## Task to complete
Collect every line of the records below that contains the word "órganos".

Extracted records:
═══

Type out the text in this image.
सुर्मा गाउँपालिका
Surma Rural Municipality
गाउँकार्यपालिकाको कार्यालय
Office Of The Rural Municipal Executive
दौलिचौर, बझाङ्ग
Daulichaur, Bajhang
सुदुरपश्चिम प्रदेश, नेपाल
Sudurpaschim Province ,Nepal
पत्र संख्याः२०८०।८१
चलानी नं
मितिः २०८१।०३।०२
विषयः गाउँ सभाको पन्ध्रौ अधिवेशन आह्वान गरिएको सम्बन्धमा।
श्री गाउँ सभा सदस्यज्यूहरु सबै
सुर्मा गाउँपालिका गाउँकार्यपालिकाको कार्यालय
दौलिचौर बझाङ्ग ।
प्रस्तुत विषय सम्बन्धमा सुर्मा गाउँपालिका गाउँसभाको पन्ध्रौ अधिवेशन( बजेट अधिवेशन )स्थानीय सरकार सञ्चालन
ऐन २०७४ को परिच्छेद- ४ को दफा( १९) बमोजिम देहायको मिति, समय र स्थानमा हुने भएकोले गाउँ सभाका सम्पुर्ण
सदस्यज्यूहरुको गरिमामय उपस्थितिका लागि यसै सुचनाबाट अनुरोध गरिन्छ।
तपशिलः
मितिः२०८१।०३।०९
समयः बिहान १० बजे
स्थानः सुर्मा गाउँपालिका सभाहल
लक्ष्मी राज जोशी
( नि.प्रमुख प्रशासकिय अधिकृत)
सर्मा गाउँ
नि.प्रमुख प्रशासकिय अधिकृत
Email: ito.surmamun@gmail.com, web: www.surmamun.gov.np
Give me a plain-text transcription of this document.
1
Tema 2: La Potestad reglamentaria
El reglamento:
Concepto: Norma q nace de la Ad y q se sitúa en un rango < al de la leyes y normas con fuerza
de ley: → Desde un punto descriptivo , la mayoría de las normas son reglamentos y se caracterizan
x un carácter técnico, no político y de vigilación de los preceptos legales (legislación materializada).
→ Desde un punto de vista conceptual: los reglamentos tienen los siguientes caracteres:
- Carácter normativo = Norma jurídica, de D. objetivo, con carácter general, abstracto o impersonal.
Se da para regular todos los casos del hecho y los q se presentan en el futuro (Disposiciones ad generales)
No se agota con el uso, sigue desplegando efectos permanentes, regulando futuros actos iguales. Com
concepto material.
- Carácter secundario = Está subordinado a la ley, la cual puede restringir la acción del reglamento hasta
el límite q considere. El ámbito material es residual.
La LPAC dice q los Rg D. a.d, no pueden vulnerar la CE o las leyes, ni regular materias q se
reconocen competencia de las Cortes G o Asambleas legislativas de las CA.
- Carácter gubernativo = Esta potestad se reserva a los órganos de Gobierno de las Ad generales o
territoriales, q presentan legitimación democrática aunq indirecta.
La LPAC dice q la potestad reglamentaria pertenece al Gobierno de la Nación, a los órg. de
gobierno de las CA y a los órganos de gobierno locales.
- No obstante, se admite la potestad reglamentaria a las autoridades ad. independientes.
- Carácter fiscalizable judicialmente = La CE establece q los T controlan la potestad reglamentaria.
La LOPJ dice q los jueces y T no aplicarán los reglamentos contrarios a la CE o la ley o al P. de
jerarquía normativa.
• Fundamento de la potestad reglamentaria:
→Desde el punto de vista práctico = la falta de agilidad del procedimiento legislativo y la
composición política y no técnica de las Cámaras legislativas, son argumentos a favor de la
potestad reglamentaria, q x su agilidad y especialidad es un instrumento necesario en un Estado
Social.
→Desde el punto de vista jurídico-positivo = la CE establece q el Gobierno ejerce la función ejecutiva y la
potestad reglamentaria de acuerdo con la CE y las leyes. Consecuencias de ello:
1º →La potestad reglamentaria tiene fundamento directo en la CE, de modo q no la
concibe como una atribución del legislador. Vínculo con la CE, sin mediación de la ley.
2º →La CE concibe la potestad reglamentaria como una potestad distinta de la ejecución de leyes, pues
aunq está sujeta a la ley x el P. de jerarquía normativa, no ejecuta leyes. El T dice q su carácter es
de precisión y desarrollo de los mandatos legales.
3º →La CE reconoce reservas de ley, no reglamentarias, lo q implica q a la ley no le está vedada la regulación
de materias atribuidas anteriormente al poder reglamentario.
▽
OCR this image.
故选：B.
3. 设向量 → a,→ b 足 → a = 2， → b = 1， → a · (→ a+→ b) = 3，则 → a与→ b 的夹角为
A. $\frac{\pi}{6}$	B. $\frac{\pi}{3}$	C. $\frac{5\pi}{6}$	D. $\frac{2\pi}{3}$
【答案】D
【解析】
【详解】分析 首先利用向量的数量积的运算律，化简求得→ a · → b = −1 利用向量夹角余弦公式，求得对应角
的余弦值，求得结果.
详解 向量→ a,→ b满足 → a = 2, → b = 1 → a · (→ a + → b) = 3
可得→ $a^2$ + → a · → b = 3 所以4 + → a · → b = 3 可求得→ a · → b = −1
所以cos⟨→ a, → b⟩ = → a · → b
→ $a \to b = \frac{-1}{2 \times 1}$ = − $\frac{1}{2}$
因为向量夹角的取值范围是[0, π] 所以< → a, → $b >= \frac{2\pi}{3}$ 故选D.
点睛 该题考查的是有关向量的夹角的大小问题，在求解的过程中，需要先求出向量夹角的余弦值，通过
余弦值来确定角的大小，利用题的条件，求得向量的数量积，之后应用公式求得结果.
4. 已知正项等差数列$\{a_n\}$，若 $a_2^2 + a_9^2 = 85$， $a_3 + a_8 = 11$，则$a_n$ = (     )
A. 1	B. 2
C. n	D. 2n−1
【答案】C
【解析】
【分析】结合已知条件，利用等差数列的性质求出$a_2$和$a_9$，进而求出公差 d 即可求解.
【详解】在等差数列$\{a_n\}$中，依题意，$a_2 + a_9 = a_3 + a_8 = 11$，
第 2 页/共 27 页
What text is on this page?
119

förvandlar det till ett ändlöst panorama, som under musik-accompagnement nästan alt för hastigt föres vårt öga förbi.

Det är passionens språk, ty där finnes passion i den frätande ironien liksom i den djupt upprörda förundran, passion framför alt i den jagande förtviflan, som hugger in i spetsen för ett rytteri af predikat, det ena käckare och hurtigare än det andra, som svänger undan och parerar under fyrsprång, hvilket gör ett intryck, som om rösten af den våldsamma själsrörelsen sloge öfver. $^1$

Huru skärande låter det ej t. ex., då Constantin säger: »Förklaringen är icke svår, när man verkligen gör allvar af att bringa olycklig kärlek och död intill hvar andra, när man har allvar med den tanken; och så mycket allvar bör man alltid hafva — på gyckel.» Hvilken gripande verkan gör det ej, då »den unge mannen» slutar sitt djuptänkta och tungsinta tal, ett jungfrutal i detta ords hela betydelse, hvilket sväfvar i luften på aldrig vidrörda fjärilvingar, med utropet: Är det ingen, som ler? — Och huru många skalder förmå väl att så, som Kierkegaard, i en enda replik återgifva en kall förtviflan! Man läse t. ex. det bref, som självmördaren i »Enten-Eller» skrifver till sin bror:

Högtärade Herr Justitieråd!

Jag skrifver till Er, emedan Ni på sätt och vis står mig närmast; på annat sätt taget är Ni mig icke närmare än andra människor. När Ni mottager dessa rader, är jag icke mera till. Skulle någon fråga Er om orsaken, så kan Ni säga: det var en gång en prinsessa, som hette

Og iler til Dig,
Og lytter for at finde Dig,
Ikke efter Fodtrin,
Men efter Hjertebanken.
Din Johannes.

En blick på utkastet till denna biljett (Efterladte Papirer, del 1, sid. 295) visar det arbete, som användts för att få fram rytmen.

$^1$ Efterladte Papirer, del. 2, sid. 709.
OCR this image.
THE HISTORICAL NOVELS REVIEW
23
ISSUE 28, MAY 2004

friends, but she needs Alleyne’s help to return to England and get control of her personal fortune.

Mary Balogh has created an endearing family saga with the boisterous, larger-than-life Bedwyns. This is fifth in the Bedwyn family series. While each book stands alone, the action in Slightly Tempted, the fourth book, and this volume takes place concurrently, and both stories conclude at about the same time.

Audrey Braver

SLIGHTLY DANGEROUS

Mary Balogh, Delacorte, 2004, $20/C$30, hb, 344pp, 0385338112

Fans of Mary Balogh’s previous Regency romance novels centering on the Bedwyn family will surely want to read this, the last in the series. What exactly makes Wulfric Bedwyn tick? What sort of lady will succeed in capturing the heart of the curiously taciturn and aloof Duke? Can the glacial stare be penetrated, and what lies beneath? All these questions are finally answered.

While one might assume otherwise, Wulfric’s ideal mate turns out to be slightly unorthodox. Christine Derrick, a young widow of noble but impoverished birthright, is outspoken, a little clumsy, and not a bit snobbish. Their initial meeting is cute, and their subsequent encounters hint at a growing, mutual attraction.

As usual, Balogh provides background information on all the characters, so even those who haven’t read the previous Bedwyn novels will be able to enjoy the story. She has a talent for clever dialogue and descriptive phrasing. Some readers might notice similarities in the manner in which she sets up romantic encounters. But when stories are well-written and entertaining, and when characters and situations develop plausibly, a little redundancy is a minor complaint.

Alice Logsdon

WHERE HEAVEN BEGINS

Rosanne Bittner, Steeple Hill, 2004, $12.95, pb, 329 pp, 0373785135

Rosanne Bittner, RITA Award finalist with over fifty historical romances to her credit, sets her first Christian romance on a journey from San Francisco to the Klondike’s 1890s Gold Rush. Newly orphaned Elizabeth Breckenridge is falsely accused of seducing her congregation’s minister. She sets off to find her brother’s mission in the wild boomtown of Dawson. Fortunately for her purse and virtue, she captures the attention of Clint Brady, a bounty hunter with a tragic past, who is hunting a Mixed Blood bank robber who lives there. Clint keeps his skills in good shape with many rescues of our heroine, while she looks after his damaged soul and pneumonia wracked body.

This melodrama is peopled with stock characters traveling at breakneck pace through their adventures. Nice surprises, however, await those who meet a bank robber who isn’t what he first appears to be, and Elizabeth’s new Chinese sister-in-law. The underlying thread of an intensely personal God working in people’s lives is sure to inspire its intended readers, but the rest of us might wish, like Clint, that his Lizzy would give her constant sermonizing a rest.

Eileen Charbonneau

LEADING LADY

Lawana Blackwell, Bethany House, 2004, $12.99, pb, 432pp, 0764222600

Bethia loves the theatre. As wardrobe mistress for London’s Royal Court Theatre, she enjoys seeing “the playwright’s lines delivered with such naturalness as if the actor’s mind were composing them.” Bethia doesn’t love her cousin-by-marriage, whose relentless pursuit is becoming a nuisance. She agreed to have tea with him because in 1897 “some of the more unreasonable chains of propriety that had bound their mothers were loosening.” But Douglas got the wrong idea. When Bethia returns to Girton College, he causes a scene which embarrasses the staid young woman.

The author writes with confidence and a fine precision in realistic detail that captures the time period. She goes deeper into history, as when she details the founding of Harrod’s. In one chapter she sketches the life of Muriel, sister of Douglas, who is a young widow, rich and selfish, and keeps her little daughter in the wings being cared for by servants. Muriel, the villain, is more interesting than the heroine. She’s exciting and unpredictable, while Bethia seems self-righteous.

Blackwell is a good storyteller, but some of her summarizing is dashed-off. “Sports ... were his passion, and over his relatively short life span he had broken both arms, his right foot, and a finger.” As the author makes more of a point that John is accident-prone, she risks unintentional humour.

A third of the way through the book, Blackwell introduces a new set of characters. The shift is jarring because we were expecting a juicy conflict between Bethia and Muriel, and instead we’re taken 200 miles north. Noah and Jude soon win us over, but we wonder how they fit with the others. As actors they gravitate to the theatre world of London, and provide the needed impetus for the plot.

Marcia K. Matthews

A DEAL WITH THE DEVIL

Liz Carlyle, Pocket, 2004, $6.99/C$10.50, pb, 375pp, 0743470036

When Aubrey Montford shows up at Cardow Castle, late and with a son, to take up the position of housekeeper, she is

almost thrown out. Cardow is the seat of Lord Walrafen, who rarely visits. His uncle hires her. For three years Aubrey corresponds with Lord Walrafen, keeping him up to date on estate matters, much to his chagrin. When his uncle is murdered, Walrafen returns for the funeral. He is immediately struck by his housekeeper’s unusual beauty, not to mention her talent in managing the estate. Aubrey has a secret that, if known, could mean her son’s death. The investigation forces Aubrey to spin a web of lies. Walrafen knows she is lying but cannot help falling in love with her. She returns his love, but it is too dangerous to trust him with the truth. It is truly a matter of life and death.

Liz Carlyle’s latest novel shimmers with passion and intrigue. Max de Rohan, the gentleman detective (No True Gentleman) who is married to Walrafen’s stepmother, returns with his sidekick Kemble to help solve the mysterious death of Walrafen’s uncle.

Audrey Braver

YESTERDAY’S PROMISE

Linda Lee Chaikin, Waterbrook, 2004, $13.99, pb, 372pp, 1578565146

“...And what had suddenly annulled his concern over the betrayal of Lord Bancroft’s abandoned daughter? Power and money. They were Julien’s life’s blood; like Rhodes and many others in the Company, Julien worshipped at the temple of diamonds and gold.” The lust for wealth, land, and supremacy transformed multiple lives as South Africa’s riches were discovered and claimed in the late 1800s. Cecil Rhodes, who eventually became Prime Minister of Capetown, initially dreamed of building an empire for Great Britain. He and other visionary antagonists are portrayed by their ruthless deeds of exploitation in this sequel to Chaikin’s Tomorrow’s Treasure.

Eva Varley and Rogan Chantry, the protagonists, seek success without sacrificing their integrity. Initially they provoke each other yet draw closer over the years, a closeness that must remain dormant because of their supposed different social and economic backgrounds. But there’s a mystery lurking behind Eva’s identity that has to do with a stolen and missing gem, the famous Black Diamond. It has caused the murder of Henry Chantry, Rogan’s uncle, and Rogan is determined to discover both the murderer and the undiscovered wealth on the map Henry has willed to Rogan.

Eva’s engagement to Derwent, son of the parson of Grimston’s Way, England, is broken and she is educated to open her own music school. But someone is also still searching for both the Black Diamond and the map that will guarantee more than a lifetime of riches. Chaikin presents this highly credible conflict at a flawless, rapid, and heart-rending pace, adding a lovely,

═══

## Answer to this task
- Carácter gubernativo = Esta potestad se reserva a los órganos de Gobierno de las Ad generales o
gobierno de las CA y a los órganos de gobierno locales.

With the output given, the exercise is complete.